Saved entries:
════════

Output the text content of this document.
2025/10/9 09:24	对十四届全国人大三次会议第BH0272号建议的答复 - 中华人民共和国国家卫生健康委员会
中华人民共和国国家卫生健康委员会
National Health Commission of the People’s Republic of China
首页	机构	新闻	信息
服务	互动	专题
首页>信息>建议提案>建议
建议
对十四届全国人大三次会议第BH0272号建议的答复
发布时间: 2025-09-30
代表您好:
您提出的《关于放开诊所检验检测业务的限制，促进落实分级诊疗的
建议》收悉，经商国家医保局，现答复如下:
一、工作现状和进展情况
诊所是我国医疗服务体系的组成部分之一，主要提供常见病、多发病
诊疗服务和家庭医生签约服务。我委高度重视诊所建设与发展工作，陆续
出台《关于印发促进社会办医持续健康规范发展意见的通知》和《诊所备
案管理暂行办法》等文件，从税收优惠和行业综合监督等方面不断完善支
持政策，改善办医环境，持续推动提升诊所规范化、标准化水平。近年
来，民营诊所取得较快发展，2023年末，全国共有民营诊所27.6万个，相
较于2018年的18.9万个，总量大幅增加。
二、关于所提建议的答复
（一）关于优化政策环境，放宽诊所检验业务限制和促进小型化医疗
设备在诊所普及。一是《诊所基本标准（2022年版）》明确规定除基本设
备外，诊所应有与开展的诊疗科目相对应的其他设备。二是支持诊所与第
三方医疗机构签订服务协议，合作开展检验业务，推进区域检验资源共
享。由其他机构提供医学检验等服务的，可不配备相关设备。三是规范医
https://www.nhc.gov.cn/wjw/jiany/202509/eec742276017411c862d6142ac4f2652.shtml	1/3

════════

All of the data above should be transcribed exactly.

Output the text content of this document.
2025/10/9 09:24	对十四届全国人大三次会议第BH0272号建议的答复 - 中华人民共和国国家卫生健康委员会
中华人民共和国国家卫生健康委员会
National Health Commission of the People’s Republic of China
首页	机构	新闻	信息
服务	互动	专题
首页>信息>建议提案>建议
建议
对十四届全国人大三次会议第BH0272号建议的答复
发布时间: 2025-09-30
代表您好:
您提出的《关于放开诊所检验检测业务的限制，促进落实分级诊疗的
建议》收悉，经商国家医保局，现答复如下:
一、工作现状和进展情况
诊所是我国医疗服务体系的组成部分之一，主要提供常见病、多发病
诊疗服务和家庭医生签约服务。我委高度重视诊所建设与发展工作，陆续
出台《关于印发促进社会办医持续健康规范发展意见的通知》和《诊所备
案管理暂行办法》等文件，从税收优惠和行业综合监督等方面不断完善支
持政策，改善办医环境，持续推动提升诊所规范化、标准化水平。近年
来，民营诊所取得较快发展，2023年末，全国共有民营诊所27.6万个，相
较于2018年的18.9万个，总量大幅增加。
二、关于所提建议的答复
（一）关于优化政策环境，放宽诊所检验业务限制和促进小型化医疗
设备在诊所普及。一是《诊所基本标准（2022年版）》明确规定除基本设
备外，诊所应有与开展的诊疗科目相对应的其他设备。二是支持诊所与第
三方医疗机构签订服务协议，合作开展检验业务，推进区域检验资源共
享。由其他机构提供医学检验等服务的，可不配备相关设备。三是规范医
https://www.nhc.gov.cn/wjw/jiany/202509/eec742276017411c862d6142ac4f2652.shtml	1/3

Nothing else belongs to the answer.